▶ [The input]
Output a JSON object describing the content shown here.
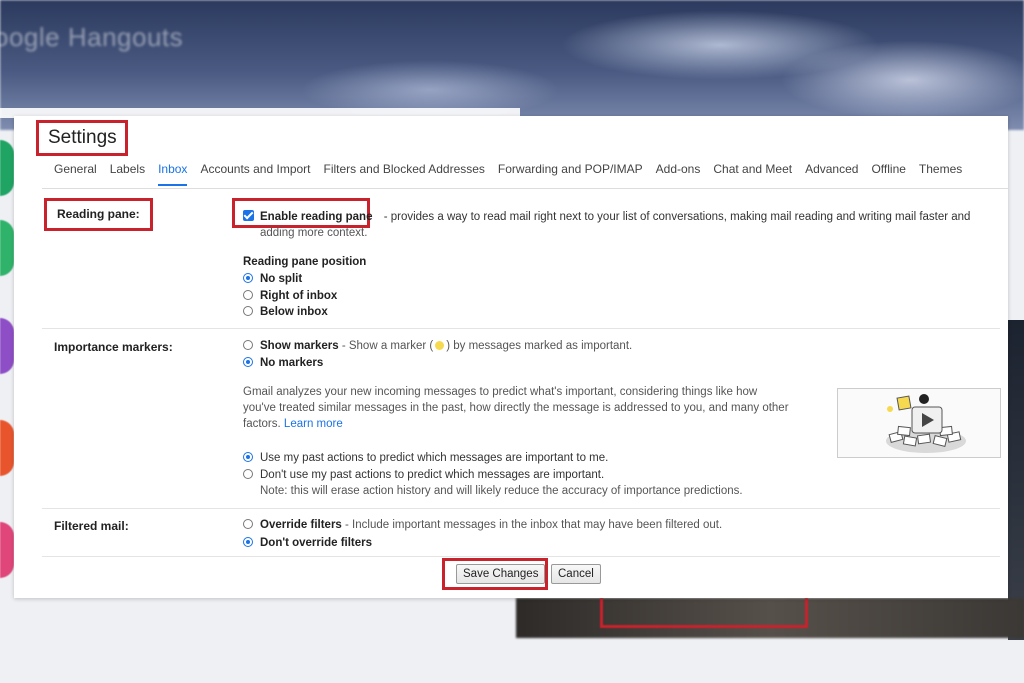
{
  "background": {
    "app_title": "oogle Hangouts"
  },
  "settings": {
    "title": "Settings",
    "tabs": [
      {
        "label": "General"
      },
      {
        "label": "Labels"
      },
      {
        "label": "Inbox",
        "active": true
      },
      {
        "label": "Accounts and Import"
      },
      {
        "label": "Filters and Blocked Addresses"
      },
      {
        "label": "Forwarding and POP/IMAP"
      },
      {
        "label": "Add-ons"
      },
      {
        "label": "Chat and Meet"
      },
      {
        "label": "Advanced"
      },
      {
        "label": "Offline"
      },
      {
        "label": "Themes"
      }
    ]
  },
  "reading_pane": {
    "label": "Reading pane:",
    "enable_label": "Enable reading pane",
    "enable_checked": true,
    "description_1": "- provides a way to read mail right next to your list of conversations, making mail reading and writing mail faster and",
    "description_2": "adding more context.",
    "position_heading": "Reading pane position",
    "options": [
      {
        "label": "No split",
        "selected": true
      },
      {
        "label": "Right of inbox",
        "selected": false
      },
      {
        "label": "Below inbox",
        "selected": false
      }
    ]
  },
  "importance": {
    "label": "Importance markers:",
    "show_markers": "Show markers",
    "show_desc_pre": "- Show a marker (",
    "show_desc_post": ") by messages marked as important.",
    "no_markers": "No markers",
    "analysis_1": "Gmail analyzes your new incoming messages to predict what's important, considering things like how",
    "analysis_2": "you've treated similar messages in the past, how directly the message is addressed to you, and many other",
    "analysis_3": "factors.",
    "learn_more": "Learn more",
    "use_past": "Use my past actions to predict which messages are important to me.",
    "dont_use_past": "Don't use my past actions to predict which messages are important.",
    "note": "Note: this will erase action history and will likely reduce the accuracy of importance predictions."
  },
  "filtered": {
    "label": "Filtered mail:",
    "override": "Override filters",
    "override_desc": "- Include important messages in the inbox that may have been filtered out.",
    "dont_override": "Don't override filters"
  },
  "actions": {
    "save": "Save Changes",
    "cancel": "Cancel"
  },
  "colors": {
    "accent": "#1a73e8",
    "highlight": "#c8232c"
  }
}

▶ [Directions] Where a line above includes "actions", copy that line.

▶ [Response to this task]
    "use_past": "Use my past actions to predict which messages are important to me.",
    "dont_use_past": "Don't use my past actions to predict which messages are important.",
  "actions": {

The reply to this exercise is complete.